Go over the entries below line by line, copying each one that contains the word "nous".
━━━ RECORDS SUPPLIED
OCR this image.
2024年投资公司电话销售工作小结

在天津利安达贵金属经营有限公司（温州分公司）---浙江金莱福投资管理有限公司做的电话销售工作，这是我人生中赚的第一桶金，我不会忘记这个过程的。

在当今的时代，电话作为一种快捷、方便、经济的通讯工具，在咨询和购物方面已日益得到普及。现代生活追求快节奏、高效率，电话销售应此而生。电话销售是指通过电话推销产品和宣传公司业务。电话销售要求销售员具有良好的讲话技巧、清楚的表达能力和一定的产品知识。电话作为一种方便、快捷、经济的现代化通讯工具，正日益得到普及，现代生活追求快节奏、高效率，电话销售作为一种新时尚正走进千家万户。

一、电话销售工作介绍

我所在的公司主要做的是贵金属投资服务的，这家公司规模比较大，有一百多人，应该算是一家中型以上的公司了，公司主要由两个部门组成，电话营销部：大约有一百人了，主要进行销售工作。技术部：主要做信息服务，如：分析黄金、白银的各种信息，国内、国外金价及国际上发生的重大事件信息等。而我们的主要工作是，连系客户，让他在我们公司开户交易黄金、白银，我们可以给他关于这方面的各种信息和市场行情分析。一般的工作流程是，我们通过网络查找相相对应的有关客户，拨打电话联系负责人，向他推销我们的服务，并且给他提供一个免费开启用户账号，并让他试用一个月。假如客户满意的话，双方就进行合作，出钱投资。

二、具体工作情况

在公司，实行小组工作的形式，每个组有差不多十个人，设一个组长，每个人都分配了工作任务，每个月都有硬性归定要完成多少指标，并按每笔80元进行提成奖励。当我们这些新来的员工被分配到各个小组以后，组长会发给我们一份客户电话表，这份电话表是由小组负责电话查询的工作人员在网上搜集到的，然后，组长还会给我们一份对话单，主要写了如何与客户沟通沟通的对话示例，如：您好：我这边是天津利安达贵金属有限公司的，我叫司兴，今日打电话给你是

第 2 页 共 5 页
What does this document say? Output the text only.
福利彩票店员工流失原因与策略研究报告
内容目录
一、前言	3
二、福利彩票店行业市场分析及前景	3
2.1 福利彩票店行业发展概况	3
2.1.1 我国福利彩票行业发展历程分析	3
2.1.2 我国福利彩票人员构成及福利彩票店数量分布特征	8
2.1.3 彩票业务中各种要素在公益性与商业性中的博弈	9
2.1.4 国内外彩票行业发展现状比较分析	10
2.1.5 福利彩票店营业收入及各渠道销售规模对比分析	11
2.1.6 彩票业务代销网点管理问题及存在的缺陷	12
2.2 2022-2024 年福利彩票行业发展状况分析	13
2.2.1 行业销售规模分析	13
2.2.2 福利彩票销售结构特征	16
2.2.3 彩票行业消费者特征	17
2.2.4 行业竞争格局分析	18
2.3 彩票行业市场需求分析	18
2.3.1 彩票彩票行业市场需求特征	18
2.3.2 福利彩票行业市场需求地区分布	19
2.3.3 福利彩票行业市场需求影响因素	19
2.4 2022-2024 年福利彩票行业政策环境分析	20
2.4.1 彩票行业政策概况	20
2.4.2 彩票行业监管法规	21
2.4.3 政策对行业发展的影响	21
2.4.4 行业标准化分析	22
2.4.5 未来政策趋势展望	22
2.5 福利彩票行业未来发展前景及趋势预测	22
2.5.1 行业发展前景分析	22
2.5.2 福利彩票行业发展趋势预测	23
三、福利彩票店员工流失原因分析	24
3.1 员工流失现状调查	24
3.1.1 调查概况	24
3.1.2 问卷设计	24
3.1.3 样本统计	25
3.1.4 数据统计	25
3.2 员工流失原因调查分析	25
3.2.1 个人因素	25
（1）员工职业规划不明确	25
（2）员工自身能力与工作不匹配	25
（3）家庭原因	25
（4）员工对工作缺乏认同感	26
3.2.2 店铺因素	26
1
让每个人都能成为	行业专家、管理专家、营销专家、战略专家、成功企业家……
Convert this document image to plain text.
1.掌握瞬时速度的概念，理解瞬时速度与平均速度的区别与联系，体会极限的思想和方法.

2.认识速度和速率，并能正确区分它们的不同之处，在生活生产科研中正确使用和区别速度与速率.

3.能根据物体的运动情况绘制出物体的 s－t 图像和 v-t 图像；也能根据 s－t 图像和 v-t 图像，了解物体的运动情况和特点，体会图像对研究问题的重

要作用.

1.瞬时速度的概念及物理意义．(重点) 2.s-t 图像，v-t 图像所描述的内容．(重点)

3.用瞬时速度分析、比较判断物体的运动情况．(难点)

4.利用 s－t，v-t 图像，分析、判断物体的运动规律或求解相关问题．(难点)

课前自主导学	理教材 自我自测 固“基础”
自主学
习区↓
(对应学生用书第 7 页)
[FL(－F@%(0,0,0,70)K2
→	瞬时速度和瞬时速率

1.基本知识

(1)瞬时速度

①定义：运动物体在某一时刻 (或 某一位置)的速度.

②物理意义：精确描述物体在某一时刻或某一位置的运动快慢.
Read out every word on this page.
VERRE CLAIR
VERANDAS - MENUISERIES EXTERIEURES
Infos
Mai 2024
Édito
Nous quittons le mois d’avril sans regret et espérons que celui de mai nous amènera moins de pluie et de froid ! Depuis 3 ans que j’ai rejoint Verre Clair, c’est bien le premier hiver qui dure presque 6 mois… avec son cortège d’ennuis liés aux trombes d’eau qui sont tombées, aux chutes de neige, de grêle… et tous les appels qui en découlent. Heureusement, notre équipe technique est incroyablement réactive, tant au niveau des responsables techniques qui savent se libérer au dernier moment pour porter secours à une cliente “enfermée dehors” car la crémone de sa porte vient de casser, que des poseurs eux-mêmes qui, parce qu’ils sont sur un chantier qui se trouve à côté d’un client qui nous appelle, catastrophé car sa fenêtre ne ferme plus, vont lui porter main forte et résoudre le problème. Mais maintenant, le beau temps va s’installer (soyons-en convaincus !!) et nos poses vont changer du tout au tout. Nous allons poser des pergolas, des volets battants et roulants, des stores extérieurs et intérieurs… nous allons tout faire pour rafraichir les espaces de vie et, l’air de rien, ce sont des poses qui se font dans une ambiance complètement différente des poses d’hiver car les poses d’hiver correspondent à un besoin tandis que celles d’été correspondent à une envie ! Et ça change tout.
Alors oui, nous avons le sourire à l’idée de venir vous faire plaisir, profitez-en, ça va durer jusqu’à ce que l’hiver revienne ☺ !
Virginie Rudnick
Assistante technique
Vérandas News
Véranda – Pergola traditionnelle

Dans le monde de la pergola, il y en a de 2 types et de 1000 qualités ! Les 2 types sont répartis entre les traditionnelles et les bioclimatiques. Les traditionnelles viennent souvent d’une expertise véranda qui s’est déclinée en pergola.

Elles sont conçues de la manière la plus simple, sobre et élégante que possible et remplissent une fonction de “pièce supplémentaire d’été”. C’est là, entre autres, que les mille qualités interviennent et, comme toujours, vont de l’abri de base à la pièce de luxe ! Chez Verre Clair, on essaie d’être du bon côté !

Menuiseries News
━━━━━━
TASK RESPONSE:
Nous quittons le mois d’avril sans regret et espérons que celui de mai nous amènera moins de pluie et de froid ! Depuis 3 ans que j’ai rejoint Verre Clair, c’est bien le premier hiver qui dure presque 6 mois… avec son cortège d’ennuis liés aux trombes d’eau qui sont tombées, aux chutes de neige, de grêle… et tous les appels qui en découlent. Heureusement, notre équipe technique est incroyablement réactive, tant au niveau des responsables techniques qui savent se libérer au dernier moment pour porter secours à une cliente “enfermée dehors” car la crémone de sa porte vient de casser, que des poseurs eux-mêmes qui, parce qu’ils sont sur un chantier qui se trouve à côté d’un client qui nous appelle, catastrophé car sa fenêtre ne ferme plus, vont lui porter main forte et résoudre le problème. Mais maintenant, le beau temps va s’installer (soyons-en convaincus !!) et nos poses vont changer du tout au tout. Nous allons poser des pergolas, des volets battants et roulants, des stores extérieurs et intérieurs… nous allons tout faire pour rafraichir les espaces de vie et, l’air de rien, ce sont des poses qui se font dans une ambiance complètement différente des poses d’hiver car les poses d’hiver correspondent à un besoin tandis que celles d’été correspondent à une envie ! Et ça change tout.
Alors oui, nous avons le sourire à l’idée de venir vous faire plaisir, profitez-en, ça va durer jusqu’à ce que l’hiver revienne ☺ !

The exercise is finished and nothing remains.